§ **To do**
Only the lines from the one containing "Decode this image" through the end of the records should be retyped, exactly and including both ends; pictures stay out.

start Items

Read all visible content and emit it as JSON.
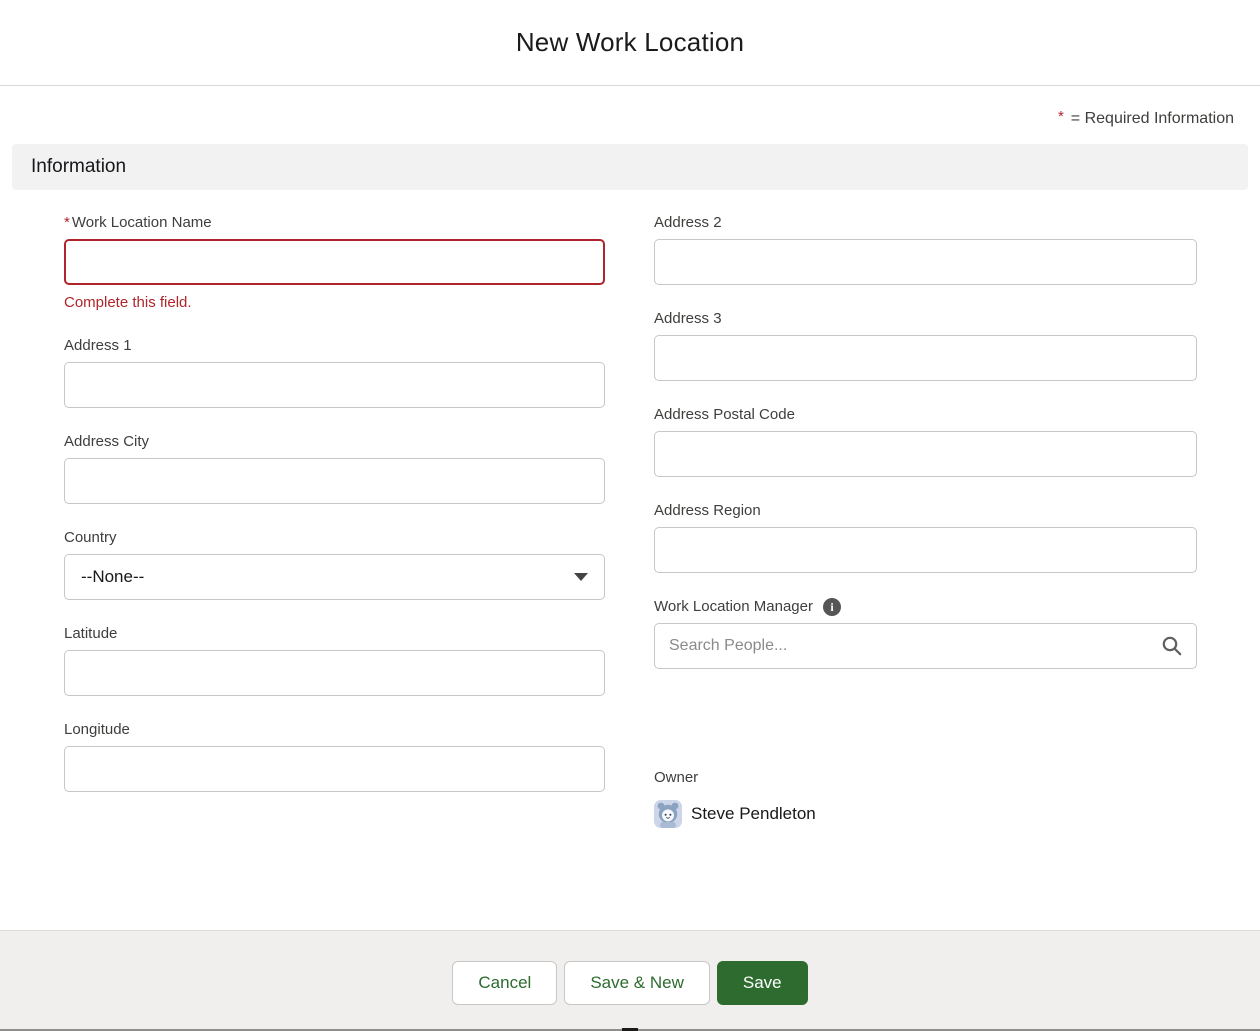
{
  "dialog": {
    "title": "New Work Location",
    "required_legend": {
      "asterisk": "*",
      "text": "= Required Information"
    },
    "section_title": "Information"
  },
  "fields": {
    "work_location_name": {
      "label": "Work Location Name",
      "required": true,
      "value": "",
      "error": "Complete this field."
    },
    "address1": {
      "label": "Address 1",
      "value": ""
    },
    "address_city": {
      "label": "Address City",
      "value": ""
    },
    "country": {
      "label": "Country",
      "selected": "--None--"
    },
    "latitude": {
      "label": "Latitude",
      "value": ""
    },
    "longitude": {
      "label": "Longitude",
      "value": ""
    },
    "address2": {
      "label": "Address 2",
      "value": ""
    },
    "address3": {
      "label": "Address 3",
      "value": ""
    },
    "address_postal_code": {
      "label": "Address Postal Code",
      "value": ""
    },
    "address_region": {
      "label": "Address Region",
      "value": ""
    },
    "work_location_manager": {
      "label": "Work Location Manager",
      "value": "",
      "placeholder": "Search People..."
    }
  },
  "owner": {
    "label": "Owner",
    "name": "Steve Pendleton"
  },
  "footer": {
    "cancel_label": "Cancel",
    "save_new_label": "Save & New",
    "save_label": "Save"
  },
  "icons": {
    "info_glyph": "i"
  },
  "colors": {
    "error": "#B0252B",
    "green": "#2E6B2F"
  }
}
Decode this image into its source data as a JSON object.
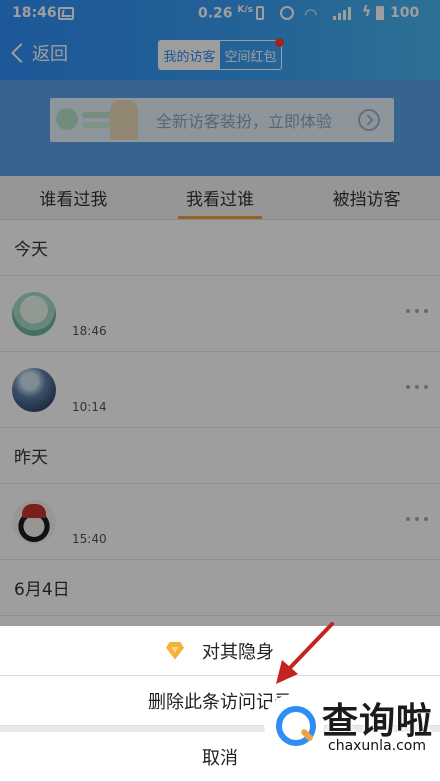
{
  "status_bar": {
    "time": "18:46",
    "speed": "0.26",
    "speed_unit": "K/s",
    "battery": "100",
    "icons": [
      "message-icon",
      "vibrate-icon",
      "alarm-icon",
      "wifi-icon",
      "signal-icon",
      "charging-icon",
      "battery-icon"
    ]
  },
  "nav": {
    "back_label": "返回",
    "segment_tabs": [
      {
        "label": "我的访客",
        "active": true
      },
      {
        "label": "空间红包",
        "active": false,
        "badge": true
      }
    ]
  },
  "banner": {
    "text": "全新访客装扮，立即体验",
    "arrow_icon": "arrow-right-circle-icon"
  },
  "tabs": [
    {
      "label": "谁看过我",
      "active": false
    },
    {
      "label": "我看过谁",
      "active": true
    },
    {
      "label": "被挡访客",
      "active": false
    }
  ],
  "list": {
    "sections": [
      {
        "title": "今天",
        "rows": [
          {
            "time": "18:46"
          },
          {
            "time": "10:14"
          }
        ]
      },
      {
        "title": "昨天",
        "rows": [
          {
            "time": "15:40"
          }
        ]
      },
      {
        "title": "6月4日",
        "rows": []
      }
    ]
  },
  "action_sheet": {
    "hide_label": "对其隐身",
    "delete_label": "删除此条访问记录",
    "cancel_label": "取消"
  },
  "watermark": {
    "title": "查询啦",
    "subtitle": "chaxunla.com"
  },
  "colors": {
    "header_blue": "#2f8ef5",
    "tab_indicator": "#f0a33c",
    "badge_red": "#ff3b30",
    "diamond_gold": "#f3b23a"
  }
}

end Items

§ **Task output**
Decode this image into its source data as a JSON object.
{
  "status_bar": {
    "time": "18:46",
    "speed": "0.26",
    "speed_unit": "K/s",
    "battery": "100",
    "icons": [
      "message-icon",
      "vibrate-icon",
      "alarm-icon",
      "wifi-icon",
      "signal-icon",
      "charging-icon",
      "battery-icon"
    ]
  },
  "nav": {
    "back_label": "返回",
    "segment_tabs": [
      {
        "label": "我的访客",
        "active": true
      },
      {
        "label": "空间红包",
        "active": false,
        "badge": true
      }
    ]
  },
  "banner": {
    "text": "全新访客装扮，立即体验",
    "arrow_icon": "arrow-right-circle-icon"
  },
  "tabs": [
    {
      "label": "谁看过我",
      "active": false
    },
    {
      "label": "我看过谁",
      "active": true
    },
    {
      "label": "被挡访客",
      "active": false
    }
  ],
  "list": {
    "sections": [
      {
        "title": "今天",
        "rows": [
          {
            "time": "18:46"
          },
          {
            "time": "10:14"
          }
        ]
      },
      {
        "title": "昨天",
        "rows": [
          {
            "time": "15:40"
          }
        ]
      },
      {
        "title": "6月4日",
        "rows": []
      }
    ]
  },
  "action_sheet": {
    "hide_label": "对其隐身",
    "delete_label": "删除此条访问记录",
    "cancel_label": "取消"
  },
  "watermark": {
    "title": "查询啦",
    "subtitle": "chaxunla.com"
  },
  "colors": {
    "header_blue": "#2f8ef5",
    "tab_indicator": "#f0a33c",
    "badge_red": "#ff3b30",
    "diamond_gold": "#f3b23a"
  }
}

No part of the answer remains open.